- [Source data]
>>>>>
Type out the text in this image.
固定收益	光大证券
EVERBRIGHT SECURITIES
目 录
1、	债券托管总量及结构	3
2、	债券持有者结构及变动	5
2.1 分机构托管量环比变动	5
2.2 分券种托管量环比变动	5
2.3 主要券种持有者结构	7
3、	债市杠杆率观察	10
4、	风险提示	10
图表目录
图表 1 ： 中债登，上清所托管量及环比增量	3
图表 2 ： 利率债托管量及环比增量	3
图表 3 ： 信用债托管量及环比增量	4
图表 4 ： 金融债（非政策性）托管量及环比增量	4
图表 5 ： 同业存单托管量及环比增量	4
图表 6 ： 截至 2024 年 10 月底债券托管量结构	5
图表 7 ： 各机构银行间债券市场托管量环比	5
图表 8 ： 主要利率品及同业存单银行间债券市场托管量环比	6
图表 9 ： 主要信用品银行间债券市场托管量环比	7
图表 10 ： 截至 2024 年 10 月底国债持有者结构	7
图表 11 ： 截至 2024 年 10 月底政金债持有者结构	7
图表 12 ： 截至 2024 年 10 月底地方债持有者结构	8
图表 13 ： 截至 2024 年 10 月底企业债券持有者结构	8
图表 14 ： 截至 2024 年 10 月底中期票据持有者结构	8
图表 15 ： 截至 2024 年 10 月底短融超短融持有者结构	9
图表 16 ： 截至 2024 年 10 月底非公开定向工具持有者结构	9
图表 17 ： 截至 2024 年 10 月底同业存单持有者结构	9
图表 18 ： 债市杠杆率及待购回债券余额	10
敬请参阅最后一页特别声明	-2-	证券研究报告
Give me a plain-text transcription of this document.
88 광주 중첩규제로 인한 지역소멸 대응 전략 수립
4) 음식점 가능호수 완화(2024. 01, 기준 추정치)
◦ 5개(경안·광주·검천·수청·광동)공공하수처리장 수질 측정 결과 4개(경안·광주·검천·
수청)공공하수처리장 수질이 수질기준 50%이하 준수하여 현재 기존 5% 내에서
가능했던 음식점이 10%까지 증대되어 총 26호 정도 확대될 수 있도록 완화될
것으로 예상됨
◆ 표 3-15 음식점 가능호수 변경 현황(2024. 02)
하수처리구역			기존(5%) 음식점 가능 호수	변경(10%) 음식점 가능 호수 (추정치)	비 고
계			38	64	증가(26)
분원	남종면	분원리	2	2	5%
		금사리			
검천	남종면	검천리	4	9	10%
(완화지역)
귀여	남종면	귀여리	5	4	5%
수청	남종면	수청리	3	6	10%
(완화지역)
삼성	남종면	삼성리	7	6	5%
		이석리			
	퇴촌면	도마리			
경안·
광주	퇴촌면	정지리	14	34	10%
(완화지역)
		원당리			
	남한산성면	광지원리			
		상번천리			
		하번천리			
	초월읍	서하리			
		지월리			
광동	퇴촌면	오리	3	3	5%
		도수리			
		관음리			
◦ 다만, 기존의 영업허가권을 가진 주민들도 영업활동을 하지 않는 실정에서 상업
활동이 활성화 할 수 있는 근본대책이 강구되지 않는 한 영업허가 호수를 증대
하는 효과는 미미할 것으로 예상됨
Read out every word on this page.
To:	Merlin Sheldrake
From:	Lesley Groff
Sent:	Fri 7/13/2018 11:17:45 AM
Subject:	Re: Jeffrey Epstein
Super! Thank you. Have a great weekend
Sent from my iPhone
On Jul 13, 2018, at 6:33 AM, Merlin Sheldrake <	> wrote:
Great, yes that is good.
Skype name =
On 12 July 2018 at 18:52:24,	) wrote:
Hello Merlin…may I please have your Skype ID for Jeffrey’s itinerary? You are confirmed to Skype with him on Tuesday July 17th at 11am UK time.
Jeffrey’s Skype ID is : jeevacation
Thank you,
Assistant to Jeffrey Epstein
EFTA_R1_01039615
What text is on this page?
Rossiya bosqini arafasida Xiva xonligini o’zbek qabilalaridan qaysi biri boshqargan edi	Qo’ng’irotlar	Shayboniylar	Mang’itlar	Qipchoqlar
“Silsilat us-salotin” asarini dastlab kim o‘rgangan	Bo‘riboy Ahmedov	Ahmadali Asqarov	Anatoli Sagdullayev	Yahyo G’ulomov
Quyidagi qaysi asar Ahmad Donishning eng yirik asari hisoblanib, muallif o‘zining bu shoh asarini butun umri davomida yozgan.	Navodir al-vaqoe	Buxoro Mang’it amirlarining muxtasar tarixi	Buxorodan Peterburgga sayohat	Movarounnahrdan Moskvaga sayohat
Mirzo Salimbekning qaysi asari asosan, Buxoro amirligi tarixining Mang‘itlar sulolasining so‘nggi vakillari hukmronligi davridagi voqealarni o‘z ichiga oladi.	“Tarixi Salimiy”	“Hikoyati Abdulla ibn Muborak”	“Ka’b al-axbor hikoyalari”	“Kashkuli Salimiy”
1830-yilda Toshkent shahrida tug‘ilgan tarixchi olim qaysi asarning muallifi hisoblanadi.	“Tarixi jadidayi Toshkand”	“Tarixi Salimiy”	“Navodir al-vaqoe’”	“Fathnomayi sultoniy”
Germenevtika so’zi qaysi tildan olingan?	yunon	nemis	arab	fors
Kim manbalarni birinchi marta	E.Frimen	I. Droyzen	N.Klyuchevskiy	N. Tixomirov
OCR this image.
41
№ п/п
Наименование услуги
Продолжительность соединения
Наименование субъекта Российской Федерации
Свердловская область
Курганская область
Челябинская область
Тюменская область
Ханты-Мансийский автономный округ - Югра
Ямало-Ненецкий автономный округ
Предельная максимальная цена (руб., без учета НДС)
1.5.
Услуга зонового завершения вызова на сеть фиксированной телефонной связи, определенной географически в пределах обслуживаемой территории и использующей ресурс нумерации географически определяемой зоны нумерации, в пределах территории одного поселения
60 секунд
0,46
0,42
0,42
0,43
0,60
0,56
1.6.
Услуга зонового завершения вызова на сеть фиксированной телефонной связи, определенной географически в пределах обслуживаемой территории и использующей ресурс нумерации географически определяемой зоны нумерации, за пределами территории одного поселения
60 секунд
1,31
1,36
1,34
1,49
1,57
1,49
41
<<<<<
Retype the data in full and match it exactly.

Type out the text in this image.
固定收益	光大证券
EVERBRIGHT SECURITIES
目 录
1、	债券托管总量及结构	3
2、	债券持有者结构及变动	5
2.1 分机构托管量环比变动	5
2.2 分券种托管量环比变动	5
2.3 主要券种持有者结构	7
3、	债市杠杆率观察	10
4、	风险提示	10
图表目录
图表 1 ： 中债登，上清所托管量及环比增量	3
图表 2 ： 利率债托管量及环比增量	3
图表 3 ： 信用债托管量及环比增量	4
图表 4 ： 金融债（非政策性）托管量及环比增量	4
图表 5 ： 同业存单托管量及环比增量	4
图表 6 ： 截至 2024 年 10 月底债券托管量结构	5
图表 7 ： 各机构银行间债券市场托管量环比	5
图表 8 ： 主要利率品及同业存单银行间债券市场托管量环比	6
图表 9 ： 主要信用品银行间债券市场托管量环比	7
图表 10 ： 截至 2024 年 10 月底国债持有者结构	7
图表 11 ： 截至 2024 年 10 月底政金债持有者结构	7
图表 12 ： 截至 2024 年 10 月底地方债持有者结构	8
图表 13 ： 截至 2024 年 10 月底企业债券持有者结构	8
图表 14 ： 截至 2024 年 10 月底中期票据持有者结构	8
图表 15 ： 截至 2024 年 10 月底短融超短融持有者结构	9
图表 16 ： 截至 2024 年 10 月底非公开定向工具持有者结构	9
图表 17 ： 截至 2024 年 10 月底同业存单持有者结构	9
图表 18 ： 债市杠杆率及待购回债券余额	10
敬请参阅最后一页特别声明	-2-	证券研究报告
Give me a plain-text transcription of this document.
88 광주 중첩규제로 인한 지역소멸 대응 전략 수립
4) 음식점 가능호수 완화(2024. 01, 기준 추정치)
◦ 5개(경안·광주·검천·수청·광동)공공하수처리장 수질 측정 결과 4개(경안·광주·검천·
수청)공공하수처리장 수질이 수질기준 50%이하 준수하여 현재 기존 5% 내에서
가능했던 음식점이 10%까지 증대되어 총 26호 정도 확대될 수 있도록 완화될
것으로 예상됨
◆ 표 3-15 음식점 가능호수 변경 현황(2024. 02)
하수처리구역			기존(5%) 음식점 가능 호수	변경(10%) 음식점 가능 호수 (추정치)	비 고
계			38	64	증가(26)
분원	남종면	분원리	2	2	5%
		금사리			
검천	남종면	검천리	4	9	10%
(완화지역)
귀여	남종면	귀여리	5	4	5%
수청	남종면	수청리	3	6	10%
(완화지역)
삼성	남종면	삼성리	7	6	5%
		이석리			
	퇴촌면	도마리			
경안·
광주	퇴촌면	정지리	14	34	10%
(완화지역)
		원당리			
	남한산성면	광지원리			
		상번천리			
		하번천리			
	초월읍	서하리			
		지월리			
광동	퇴촌면	오리	3	3	5%
		도수리			
		관음리			
◦ 다만, 기존의 영업허가권을 가진 주민들도 영업활동을 하지 않는 실정에서 상업
활동이 활성화 할 수 있는 근본대책이 강구되지 않는 한 영업허가 호수를 증대
하는 효과는 미미할 것으로 예상됨
Read out every word on this page.
To:	Merlin Sheldrake
From:	Lesley Groff
Sent:	Fri 7/13/2018 11:17:45 AM
Subject:	Re: Jeffrey Epstein
Super! Thank you. Have a great weekend
Sent from my iPhone
On Jul 13, 2018, at 6:33 AM, Merlin Sheldrake <	> wrote:
Great, yes that is good.
Skype name =
On 12 July 2018 at 18:52:24,	) wrote:
Hello Merlin…may I please have your Skype ID for Jeffrey’s itinerary? You are confirmed to Skype with him on Tuesday July 17th at 11am UK time.
Jeffrey’s Skype ID is : jeevacation
Thank you,
Assistant to Jeffrey Epstein
EFTA_R1_01039615
What text is on this page?
Rossiya bosqini arafasida Xiva xonligini o’zbek qabilalaridan qaysi biri boshqargan edi	Qo’ng’irotlar	Shayboniylar	Mang’itlar	Qipchoqlar
“Silsilat us-salotin” asarini dastlab kim o‘rgangan	Bo‘riboy Ahmedov	Ahmadali Asqarov	Anatoli Sagdullayev	Yahyo G’ulomov
Quyidagi qaysi asar Ahmad Donishning eng yirik asari hisoblanib, muallif o‘zining bu shoh asarini butun umri davomida yozgan.	Navodir al-vaqoe	Buxoro Mang’it amirlarining muxtasar tarixi	Buxorodan Peterburgga sayohat	Movarounnahrdan Moskvaga sayohat
Mirzo Salimbekning qaysi asari asosan, Buxoro amirligi tarixining Mang‘itlar sulolasining so‘nggi vakillari hukmronligi davridagi voqealarni o‘z ichiga oladi.	“Tarixi Salimiy”	“Hikoyati Abdulla ibn Muborak”	“Ka’b al-axbor hikoyalari”	“Kashkuli Salimiy”
1830-yilda Toshkent shahrida tug‘ilgan tarixchi olim qaysi asarning muallifi hisoblanadi.	“Tarixi jadidayi Toshkand”	“Tarixi Salimiy”	“Navodir al-vaqoe’”	“Fathnomayi sultoniy”
Germenevtika so’zi qaysi tildan olingan?	yunon	nemis	arab	fors
Kim manbalarni birinchi marta	E.Frimen	I. Droyzen	N.Klyuchevskiy	N. Tixomirov
OCR this image.
41
№ п/п
Наименование услуги
Продолжительность соединения
Наименование субъекта Российской Федерации
Свердловская область
Курганская область
Челябинская область
Тюменская область
Ханты-Мансийский автономный округ - Югра
Ямало-Ненецкий автономный округ
Предельная максимальная цена (руб., без учета НДС)
1.5.
Услуга зонового завершения вызова на сеть фиксированной телефонной связи, определенной географически в пределах обслуживаемой территории и использующей ресурс нумерации географически определяемой зоны нумерации, в пределах территории одного поселения
60 секунд
0,46
0,42
0,42
0,43
0,60
0,56
1.6.
Услуга зонового завершения вызова на сеть фиксированной телефонной связи, определенной географически в пределах обслуживаемой территории и использующей ресурс нумерации географически определяемой зоны нумерации, за пределами территории одного поселения
60 секунд
1,31
1,36
1,34
1,49
1,57
1,49
41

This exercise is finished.